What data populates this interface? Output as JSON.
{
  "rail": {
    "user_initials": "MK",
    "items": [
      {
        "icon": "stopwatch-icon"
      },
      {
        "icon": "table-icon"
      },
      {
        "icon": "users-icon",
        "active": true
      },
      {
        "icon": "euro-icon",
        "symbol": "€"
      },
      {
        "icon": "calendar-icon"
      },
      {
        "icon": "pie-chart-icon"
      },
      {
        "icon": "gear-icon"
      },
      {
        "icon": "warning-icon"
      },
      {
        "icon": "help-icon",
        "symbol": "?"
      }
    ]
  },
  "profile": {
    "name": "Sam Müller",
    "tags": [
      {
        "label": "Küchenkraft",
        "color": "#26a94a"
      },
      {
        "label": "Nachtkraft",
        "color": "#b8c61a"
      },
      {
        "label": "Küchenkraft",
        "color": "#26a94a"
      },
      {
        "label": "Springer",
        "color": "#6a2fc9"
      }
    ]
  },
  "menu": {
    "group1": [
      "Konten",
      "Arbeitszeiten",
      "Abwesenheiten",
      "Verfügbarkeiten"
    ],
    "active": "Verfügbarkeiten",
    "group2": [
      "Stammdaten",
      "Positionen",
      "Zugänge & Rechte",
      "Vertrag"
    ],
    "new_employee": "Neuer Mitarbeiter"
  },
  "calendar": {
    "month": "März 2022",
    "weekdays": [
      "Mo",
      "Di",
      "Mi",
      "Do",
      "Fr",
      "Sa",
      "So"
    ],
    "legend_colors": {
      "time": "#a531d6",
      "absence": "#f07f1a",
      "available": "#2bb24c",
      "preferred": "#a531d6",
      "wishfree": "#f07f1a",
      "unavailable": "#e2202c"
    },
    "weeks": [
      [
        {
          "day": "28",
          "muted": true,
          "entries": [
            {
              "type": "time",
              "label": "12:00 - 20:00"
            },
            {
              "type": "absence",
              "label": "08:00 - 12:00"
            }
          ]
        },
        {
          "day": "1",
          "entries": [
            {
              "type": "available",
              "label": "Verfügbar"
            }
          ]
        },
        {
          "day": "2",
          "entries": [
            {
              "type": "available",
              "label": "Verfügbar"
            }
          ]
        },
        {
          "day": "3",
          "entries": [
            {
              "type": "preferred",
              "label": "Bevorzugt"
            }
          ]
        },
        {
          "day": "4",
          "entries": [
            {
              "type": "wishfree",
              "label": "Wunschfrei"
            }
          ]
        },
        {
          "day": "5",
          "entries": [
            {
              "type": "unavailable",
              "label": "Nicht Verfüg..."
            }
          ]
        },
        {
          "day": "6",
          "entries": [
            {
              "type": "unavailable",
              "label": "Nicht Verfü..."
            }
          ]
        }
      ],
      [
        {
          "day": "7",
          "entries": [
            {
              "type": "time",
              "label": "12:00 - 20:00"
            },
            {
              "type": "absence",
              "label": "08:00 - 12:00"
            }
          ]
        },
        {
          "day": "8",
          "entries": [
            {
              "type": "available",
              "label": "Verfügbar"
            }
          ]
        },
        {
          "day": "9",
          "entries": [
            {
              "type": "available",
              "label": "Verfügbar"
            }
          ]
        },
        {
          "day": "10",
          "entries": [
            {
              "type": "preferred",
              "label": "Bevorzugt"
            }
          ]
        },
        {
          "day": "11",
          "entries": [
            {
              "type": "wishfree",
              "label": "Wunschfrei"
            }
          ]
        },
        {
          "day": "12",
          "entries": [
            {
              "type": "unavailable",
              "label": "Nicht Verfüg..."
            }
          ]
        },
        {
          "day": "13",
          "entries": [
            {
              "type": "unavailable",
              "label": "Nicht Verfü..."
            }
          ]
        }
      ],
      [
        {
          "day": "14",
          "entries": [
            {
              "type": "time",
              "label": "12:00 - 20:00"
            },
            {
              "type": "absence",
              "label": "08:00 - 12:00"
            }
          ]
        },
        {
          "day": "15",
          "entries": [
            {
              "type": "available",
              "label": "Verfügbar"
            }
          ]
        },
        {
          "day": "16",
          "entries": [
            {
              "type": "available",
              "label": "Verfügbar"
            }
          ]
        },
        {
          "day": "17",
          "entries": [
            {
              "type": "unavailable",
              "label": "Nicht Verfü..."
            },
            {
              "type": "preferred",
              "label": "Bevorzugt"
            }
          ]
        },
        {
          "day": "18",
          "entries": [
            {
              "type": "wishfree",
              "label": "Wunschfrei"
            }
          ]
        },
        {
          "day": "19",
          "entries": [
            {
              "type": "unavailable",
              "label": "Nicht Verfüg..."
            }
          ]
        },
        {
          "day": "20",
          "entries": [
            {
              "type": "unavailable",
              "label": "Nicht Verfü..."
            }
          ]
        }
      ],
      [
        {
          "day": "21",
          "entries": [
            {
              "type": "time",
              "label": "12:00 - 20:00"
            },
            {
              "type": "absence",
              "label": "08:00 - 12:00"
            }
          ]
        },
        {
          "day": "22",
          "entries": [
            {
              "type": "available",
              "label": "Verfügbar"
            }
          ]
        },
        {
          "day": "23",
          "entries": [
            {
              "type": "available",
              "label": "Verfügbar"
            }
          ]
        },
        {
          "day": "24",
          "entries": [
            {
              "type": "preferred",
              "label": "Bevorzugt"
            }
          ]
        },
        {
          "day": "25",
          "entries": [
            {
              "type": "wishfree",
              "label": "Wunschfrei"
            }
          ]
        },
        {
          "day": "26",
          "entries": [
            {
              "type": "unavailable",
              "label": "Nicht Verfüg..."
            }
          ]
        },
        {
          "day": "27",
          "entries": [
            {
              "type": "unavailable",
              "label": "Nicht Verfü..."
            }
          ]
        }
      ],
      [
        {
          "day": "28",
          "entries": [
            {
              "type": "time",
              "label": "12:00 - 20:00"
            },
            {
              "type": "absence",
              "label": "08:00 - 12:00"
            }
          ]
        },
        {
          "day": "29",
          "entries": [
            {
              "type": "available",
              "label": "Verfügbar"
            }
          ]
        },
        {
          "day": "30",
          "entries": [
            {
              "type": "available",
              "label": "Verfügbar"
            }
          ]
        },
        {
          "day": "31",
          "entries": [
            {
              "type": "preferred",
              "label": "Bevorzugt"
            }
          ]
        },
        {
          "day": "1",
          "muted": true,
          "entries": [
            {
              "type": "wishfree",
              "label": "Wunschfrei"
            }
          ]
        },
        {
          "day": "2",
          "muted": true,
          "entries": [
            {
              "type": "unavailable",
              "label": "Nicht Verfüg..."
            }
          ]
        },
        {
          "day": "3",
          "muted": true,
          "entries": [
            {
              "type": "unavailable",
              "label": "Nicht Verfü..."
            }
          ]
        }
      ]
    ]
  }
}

-*-*-

SET PROBLEM - Search the listing for the word "Verfügbarkeiten" and return each line that holds it.

FINISHED TASK -
      "Verfügbarkeiten"
    "active": "Verfügbarkeiten",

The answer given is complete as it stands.